What needs to be done
Write out the full set of records below exactly.

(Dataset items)
Start

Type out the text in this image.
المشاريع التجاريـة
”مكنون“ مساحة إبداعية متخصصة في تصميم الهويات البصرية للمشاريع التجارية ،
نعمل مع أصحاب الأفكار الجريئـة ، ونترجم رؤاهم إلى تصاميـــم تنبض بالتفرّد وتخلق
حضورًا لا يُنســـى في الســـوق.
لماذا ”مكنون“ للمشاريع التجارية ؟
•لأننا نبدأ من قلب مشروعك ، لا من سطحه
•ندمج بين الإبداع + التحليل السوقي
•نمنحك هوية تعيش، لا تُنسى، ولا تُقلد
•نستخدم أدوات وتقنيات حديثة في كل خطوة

End

Correct answer
Type out the text in this image.
المشاريع التجاريـة
”مكنون“ مساحة إبداعية متخصصة في تصميم الهويات البصرية للمشاريع التجارية ،
نعمل مع أصحاب الأفكار الجريئـة ، ونترجم رؤاهم إلى تصاميـــم تنبض بالتفرّد وتخلق
حضورًا لا يُنســـى في الســـوق.
لماذا ”مكنون“ للمشاريع التجارية ؟
•لأننا نبدأ من قلب مشروعك ، لا من سطحه
•ندمج بين الإبداع + التحليل السوقي
•نمنحك هوية تعيش، لا تُنسى، ولا تُقلد
•نستخدم أدوات وتقنيات حديثة في كل خطوة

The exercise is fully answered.